**INSTRUCTION**: Copy out each line that includes the word "name".
⟨
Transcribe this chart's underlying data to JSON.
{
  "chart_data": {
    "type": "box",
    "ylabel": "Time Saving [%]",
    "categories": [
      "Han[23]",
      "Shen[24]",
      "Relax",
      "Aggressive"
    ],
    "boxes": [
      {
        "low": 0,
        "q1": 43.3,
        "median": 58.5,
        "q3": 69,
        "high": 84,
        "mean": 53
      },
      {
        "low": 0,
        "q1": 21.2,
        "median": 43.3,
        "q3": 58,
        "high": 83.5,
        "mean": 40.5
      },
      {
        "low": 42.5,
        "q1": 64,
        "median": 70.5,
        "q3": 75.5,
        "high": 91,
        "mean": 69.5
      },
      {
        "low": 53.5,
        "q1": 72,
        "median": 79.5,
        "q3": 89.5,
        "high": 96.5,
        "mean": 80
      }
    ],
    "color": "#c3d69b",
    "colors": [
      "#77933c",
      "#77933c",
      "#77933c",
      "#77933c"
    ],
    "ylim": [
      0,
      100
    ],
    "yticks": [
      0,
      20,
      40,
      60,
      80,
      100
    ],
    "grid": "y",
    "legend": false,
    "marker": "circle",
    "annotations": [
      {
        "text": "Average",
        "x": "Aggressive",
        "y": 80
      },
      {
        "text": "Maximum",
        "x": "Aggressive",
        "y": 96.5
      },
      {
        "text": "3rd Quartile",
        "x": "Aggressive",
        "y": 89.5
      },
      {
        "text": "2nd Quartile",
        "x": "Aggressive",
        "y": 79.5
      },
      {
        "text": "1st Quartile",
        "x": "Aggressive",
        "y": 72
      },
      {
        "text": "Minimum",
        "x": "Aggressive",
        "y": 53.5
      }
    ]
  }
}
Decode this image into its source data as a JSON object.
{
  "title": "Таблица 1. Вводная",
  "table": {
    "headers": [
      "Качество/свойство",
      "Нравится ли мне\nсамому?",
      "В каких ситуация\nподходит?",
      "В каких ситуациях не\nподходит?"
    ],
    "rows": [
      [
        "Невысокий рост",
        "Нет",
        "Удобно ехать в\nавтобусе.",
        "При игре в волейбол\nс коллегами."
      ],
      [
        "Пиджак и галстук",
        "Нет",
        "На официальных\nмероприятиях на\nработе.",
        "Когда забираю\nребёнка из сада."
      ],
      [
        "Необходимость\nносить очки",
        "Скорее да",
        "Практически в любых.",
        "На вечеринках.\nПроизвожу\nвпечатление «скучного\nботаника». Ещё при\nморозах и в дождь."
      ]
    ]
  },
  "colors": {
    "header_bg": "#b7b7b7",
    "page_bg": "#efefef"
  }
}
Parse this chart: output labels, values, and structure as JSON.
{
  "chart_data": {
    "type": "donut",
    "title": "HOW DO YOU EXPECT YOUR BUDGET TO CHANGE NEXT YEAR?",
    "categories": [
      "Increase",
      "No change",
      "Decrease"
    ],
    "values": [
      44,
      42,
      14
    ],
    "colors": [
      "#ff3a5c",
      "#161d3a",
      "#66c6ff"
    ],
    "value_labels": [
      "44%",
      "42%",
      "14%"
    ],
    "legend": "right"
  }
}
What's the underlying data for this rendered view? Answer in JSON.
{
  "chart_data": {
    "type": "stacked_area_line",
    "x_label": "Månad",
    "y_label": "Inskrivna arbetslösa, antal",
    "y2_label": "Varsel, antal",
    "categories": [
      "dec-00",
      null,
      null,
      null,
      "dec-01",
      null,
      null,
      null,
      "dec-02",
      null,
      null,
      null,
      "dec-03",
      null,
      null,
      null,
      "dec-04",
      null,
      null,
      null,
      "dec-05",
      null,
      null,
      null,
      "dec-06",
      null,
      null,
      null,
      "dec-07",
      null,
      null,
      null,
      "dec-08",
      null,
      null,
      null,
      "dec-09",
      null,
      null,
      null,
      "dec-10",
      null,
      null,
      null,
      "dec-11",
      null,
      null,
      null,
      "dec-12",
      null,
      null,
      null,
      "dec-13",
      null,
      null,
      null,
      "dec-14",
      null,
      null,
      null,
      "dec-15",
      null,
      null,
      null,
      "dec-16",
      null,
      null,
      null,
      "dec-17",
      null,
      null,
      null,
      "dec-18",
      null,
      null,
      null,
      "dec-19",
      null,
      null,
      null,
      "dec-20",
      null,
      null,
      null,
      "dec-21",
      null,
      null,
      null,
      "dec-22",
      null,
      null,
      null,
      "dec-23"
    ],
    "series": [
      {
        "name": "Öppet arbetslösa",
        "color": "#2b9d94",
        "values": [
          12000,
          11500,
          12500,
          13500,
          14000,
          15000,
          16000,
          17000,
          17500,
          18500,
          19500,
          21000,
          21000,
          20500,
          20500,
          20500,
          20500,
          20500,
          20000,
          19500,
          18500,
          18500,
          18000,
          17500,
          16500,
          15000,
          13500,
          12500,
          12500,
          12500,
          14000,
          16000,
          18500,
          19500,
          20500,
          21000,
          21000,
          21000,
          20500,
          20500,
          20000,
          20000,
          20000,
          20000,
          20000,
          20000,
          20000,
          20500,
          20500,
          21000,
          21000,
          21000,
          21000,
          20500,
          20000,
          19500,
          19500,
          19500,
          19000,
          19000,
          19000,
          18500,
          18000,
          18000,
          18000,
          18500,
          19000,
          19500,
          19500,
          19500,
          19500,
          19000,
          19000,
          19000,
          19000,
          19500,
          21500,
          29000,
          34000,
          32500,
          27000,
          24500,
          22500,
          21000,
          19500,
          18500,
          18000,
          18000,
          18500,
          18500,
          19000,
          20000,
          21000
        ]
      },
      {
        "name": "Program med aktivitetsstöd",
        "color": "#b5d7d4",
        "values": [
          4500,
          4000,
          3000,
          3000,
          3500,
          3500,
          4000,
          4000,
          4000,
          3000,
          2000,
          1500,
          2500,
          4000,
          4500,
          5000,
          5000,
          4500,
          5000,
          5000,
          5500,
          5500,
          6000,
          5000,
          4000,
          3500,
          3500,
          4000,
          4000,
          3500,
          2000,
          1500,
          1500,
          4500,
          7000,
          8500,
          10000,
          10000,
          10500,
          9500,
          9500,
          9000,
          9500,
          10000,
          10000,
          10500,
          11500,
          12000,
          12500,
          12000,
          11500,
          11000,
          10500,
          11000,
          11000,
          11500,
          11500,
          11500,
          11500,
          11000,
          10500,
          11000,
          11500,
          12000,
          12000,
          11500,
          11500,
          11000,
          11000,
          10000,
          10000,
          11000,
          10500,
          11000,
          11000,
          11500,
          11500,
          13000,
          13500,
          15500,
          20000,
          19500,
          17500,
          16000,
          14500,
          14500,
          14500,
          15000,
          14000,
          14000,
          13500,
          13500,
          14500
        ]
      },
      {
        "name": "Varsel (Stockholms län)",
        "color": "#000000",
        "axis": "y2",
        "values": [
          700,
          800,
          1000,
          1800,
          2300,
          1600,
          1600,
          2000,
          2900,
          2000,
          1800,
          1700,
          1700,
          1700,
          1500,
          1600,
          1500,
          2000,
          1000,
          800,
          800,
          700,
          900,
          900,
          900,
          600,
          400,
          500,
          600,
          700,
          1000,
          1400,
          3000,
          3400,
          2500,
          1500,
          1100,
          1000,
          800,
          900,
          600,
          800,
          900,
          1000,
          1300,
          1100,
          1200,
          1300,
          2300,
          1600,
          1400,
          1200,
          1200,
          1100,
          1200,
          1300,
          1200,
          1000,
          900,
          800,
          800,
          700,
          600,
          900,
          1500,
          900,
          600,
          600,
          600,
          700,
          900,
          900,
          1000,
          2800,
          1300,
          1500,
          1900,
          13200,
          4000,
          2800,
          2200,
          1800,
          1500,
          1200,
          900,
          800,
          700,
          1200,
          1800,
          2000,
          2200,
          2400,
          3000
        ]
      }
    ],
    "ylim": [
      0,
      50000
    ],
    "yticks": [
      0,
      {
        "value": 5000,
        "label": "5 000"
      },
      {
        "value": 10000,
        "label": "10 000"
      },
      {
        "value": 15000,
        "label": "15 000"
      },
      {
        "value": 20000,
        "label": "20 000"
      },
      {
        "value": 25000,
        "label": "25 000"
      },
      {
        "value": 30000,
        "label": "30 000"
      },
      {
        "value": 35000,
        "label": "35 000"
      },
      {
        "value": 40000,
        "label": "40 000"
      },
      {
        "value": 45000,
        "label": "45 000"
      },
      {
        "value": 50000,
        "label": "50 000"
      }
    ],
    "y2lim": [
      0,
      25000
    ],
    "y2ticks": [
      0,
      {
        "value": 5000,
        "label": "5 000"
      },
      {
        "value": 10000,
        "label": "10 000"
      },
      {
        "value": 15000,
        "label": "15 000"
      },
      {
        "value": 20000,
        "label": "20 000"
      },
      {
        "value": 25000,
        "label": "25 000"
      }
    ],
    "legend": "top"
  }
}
⟩
**SOLUTION**:
        "name": "Öppet arbetslösa",
        "name": "Program med aktivitetsstöd",
        "name": "Varsel (Stockholms län)",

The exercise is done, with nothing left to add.